Goal: Write out every record in full, exactly as written, please.

Provided information:
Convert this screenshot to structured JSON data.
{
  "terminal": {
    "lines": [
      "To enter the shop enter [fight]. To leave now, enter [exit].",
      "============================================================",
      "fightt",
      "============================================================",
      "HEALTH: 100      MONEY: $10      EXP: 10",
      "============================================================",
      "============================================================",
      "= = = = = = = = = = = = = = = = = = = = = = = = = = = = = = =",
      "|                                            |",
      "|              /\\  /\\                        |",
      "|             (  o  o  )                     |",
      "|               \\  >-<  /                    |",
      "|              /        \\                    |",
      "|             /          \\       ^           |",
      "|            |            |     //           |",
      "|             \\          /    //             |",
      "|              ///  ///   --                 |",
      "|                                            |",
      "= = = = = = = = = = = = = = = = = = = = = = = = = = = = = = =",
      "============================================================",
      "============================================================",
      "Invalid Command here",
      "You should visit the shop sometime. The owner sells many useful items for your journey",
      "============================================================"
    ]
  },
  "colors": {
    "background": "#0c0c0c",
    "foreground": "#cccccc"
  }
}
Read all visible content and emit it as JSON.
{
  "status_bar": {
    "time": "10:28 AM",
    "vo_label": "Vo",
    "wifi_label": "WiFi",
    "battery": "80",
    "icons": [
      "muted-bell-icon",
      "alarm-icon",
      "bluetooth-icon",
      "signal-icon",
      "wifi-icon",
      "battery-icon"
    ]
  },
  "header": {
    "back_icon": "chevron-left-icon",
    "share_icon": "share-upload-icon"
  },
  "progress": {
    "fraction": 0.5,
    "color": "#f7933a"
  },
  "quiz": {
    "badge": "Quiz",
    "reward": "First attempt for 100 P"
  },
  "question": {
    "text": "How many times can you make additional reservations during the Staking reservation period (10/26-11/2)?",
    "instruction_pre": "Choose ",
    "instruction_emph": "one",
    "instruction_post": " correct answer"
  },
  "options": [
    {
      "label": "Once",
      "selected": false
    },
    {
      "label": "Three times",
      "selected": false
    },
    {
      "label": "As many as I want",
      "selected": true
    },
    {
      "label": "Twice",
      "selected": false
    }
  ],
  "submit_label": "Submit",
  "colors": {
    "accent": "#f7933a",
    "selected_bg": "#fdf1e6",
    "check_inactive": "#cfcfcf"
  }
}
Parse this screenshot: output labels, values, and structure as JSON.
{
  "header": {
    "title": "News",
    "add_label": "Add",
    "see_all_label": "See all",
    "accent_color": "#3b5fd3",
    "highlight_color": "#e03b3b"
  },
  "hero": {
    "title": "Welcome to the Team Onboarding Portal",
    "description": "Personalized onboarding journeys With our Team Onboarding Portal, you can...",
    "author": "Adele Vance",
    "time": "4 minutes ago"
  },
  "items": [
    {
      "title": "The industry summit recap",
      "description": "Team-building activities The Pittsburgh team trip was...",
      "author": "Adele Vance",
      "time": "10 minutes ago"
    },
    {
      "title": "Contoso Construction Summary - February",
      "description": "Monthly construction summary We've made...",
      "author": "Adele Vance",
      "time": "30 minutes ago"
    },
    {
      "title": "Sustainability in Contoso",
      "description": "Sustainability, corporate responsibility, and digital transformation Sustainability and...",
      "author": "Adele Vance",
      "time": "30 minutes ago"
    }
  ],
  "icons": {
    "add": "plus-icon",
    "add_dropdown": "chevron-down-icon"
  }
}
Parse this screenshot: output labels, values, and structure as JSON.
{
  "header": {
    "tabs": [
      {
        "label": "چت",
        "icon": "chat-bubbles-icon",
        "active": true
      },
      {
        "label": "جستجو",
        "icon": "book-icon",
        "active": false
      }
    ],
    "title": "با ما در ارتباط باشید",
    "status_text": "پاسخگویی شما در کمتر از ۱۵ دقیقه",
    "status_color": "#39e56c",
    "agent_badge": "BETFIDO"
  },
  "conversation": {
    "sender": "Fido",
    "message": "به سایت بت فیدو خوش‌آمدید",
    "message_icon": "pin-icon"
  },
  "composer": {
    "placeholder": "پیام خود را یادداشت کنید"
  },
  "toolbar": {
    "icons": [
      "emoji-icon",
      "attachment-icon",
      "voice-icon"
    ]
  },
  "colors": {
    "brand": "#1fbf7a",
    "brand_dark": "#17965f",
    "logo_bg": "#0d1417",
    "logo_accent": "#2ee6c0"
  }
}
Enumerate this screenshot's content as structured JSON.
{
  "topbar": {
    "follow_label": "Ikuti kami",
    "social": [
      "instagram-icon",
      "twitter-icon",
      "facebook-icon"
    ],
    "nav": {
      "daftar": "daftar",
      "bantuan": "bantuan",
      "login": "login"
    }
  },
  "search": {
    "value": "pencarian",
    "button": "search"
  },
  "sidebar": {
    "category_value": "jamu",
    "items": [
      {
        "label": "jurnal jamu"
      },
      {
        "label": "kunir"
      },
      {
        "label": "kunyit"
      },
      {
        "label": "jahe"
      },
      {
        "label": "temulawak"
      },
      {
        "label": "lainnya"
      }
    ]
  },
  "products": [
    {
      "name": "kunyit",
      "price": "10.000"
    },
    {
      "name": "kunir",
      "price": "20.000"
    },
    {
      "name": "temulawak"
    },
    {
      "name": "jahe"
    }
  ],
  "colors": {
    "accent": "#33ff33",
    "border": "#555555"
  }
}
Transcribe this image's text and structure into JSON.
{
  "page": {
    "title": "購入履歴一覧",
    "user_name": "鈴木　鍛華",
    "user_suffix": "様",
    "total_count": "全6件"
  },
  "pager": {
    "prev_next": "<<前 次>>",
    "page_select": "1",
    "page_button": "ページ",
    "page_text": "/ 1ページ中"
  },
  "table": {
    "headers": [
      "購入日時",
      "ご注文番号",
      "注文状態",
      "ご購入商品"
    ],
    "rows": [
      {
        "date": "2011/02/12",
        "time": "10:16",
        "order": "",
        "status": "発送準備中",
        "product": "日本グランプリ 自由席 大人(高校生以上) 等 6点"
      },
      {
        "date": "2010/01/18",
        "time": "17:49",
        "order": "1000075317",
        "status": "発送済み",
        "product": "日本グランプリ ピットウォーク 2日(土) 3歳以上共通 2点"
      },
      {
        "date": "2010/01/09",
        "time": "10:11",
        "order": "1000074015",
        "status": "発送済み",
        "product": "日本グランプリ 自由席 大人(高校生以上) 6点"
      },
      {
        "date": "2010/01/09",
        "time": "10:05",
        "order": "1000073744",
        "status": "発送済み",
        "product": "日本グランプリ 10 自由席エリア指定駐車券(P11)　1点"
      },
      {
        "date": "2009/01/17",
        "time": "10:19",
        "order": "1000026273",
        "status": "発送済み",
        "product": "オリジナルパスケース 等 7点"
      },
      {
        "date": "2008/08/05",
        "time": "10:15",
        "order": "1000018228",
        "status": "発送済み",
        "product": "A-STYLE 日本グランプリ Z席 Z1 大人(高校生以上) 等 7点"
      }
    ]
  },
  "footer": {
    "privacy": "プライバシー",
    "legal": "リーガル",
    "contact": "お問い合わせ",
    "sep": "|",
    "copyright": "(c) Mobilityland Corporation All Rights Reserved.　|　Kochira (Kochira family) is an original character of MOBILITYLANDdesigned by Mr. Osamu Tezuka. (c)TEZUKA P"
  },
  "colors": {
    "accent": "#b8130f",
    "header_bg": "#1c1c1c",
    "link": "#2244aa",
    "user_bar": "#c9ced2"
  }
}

Task result:
Convert this screenshot to structured JSON data.
{
  "terminal": {
    "lines": [
      "To enter the shop enter [fight]. To leave now, enter [exit].",
      "============================================================",
      "fightt",
      "============================================================",
      "HEALTH: 100      MONEY: $10      EXP: 10",
      "============================================================",
      "============================================================",
      "= = = = = = = = = = = = = = = = = = = = = = = = = = = = = = =",
      "|                                            |",
      "|              /\\  /\\                        |",
      "|             (  o  o  )                     |",
      "|               \\  >-<  /                    |",
      "|              /        \\                    |",
      "|             /          \\       ^           |",
      "|            |            |     //           |",
      "|             \\          /    //             |",
      "|              ///  ///   --                 |",
      "|                                            |",
      "= = = = = = = = = = = = = = = = = = = = = = = = = = = = = = =",
      "============================================================",
      "============================================================",
      "Invalid Command here",
      "You should visit the shop sometime. The owner sells many useful items for your journey",
      "============================================================"
    ]
  },
  "colors": {
    "background": "#0c0c0c",
    "foreground": "#cccccc"
  }
}
Read all visible content and emit it as JSON.
{
  "status_bar": {
    "time": "10:28 AM",
    "vo_label": "Vo",
    "wifi_label": "WiFi",
    "battery": "80",
    "icons": [
      "muted-bell-icon",
      "alarm-icon",
      "bluetooth-icon",
      "signal-icon",
      "wifi-icon",
      "battery-icon"
    ]
  },
  "header": {
    "back_icon": "chevron-left-icon",
    "share_icon": "share-upload-icon"
  },
  "progress": {
    "fraction": 0.5,
    "color": "#f7933a"
  },
  "quiz": {
    "badge": "Quiz",
    "reward": "First attempt for 100 P"
  },
  "question": {
    "text": "How many times can you make additional reservations during the Staking reservation period (10/26-11/2)?",
    "instruction_pre": "Choose ",
    "instruction_emph": "one",
    "instruction_post": " correct answer"
  },
  "options": [
    {
      "label": "Once",
      "selected": false
    },
    {
      "label": "Three times",
      "selected": false
    },
    {
      "label": "As many as I want",
      "selected": true
    },
    {
      "label": "Twice",
      "selected": false
    }
  ],
  "submit_label": "Submit",
  "colors": {
    "accent": "#f7933a",
    "selected_bg": "#fdf1e6",
    "check_inactive": "#cfcfcf"
  }
}
Parse this screenshot: output labels, values, and structure as JSON.
{
  "header": {
    "title": "News",
    "add_label": "Add",
    "see_all_label": "See all",
    "accent_color": "#3b5fd3",
    "highlight_color": "#e03b3b"
  },
  "hero": {
    "title": "Welcome to the Team Onboarding Portal",
    "description": "Personalized onboarding journeys With our Team Onboarding Portal, you can...",
    "author": "Adele Vance",
    "time": "4 minutes ago"
  },
  "items": [
    {
      "title": "The industry summit recap",
      "description": "Team-building activities The Pittsburgh team trip was...",
      "author": "Adele Vance",
      "time": "10 minutes ago"
    },
    {
      "title": "Contoso Construction Summary - February",
      "description": "Monthly construction summary We've made...",
      "author": "Adele Vance",
      "time": "30 minutes ago"
    },
    {
      "title": "Sustainability in Contoso",
      "description": "Sustainability, corporate responsibility, and digital transformation Sustainability and...",
      "author": "Adele Vance",
      "time": "30 minutes ago"
    }
  ],
  "icons": {
    "add": "plus-icon",
    "add_dropdown": "chevron-down-icon"
  }
}
Parse this screenshot: output labels, values, and structure as JSON.
{
  "header": {
    "tabs": [
      {
        "label": "چت",
        "icon": "chat-bubbles-icon",
        "active": true
      },
      {
        "label": "جستجو",
        "icon": "book-icon",
        "active": false
      }
    ],
    "title": "با ما در ارتباط باشید",
    "status_text": "پاسخگویی شما در کمتر از ۱۵ دقیقه",
    "status_color": "#39e56c",
    "agent_badge": "BETFIDO"
  },
  "conversation": {
    "sender": "Fido",
    "message": "به سایت بت فیدو خوش‌آمدید",
    "message_icon": "pin-icon"
  },
  "composer": {
    "placeholder": "پیام خود را یادداشت کنید"
  },
  "toolbar": {
    "icons": [
      "emoji-icon",
      "attachment-icon",
      "voice-icon"
    ]
  },
  "colors": {
    "brand": "#1fbf7a",
    "brand_dark": "#17965f",
    "logo_bg": "#0d1417",
    "logo_accent": "#2ee6c0"
  }
}
Enumerate this screenshot's content as structured JSON.
{
  "topbar": {
    "follow_label": "Ikuti kami",
    "social": [
      "instagram-icon",
      "twitter-icon",
      "facebook-icon"
    ],
    "nav": {
      "daftar": "daftar",
      "bantuan": "bantuan",
      "login": "login"
    }
  },
  "search": {
    "value": "pencarian",
    "button": "search"
  },
  "sidebar": {
    "category_value": "jamu",
    "items": [
      {
        "label": "jurnal jamu"
      },
      {
        "label": "kunir"
      },
      {
        "label": "kunyit"
      },
      {
        "label": "jahe"
      },
      {
        "label": "temulawak"
      },
      {
        "label": "lainnya"
      }
    ]
  },
  "products": [
    {
      "name": "kunyit",
      "price": "10.000"
    },
    {
      "name": "kunir",
      "price": "20.000"
    },
    {
      "name": "temulawak"
    },
    {
      "name": "jahe"
    }
  ],
  "colors": {
    "accent": "#33ff33",
    "border": "#555555"
  }
}
Transcribe this image's text and structure into JSON.
{
  "page": {
    "title": "購入履歴一覧",
    "user_name": "鈴木　鍛華",
    "user_suffix": "様",
    "total_count": "全6件"
  },
  "pager": {
    "prev_next": "<<前 次>>",
    "page_select": "1",
    "page_button": "ページ",
    "page_text": "/ 1ページ中"
  },
  "table": {
    "headers": [
      "購入日時",
      "ご注文番号",
      "注文状態",
      "ご購入商品"
    ],
    "rows": [
      {
        "date": "2011/02/12",
        "time": "10:16",
        "order": "",
        "status": "発送準備中",
        "product": "日本グランプリ 自由席 大人(高校生以上) 等 6点"
      },
      {
        "date": "2010/01/18",
        "time": "17:49",
        "order": "1000075317",
        "status": "発送済み",
        "product": "日本グランプリ ピットウォーク 2日(土) 3歳以上共通 2点"
      },
      {
        "date": "2010/01/09",
        "time": "10:11",
        "order": "1000074015",
        "status": "発送済み",
        "product": "日本グランプリ 自由席 大人(高校生以上) 6点"
      },
      {
        "date": "2010/01/09",
        "time": "10:05",
        "order": "1000073744",
        "status": "発送済み",
        "product": "日本グランプリ 10 自由席エリア指定駐車券(P11)　1点"
      },
      {
        "date": "2009/01/17",
        "time": "10:19",
        "order": "1000026273",
        "status": "発送済み",
        "product": "オリジナルパスケース 等 7点"
      },
      {
        "date": "2008/08/05",
        "time": "10:15",
        "order": "1000018228",
        "status": "発送済み",
        "product": "A-STYLE 日本グランプリ Z席 Z1 大人(高校生以上) 等 7点"
      }
    ]
  },
  "footer": {
    "privacy": "プライバシー",
    "legal": "リーガル",
    "contact": "お問い合わせ",
    "sep": "|",
    "copyright": "(c) Mobilityland Corporation All Rights Reserved.　|　Kochira (Kochira family) is an original character of MOBILITYLANDdesigned by Mr. Osamu Tezuka. (c)TEZUKA P"
  },
  "colors": {
    "accent": "#b8130f",
    "header_bg": "#1c1c1c",
    "link": "#2244aa",
    "user_bar": "#c9ced2"
  }
}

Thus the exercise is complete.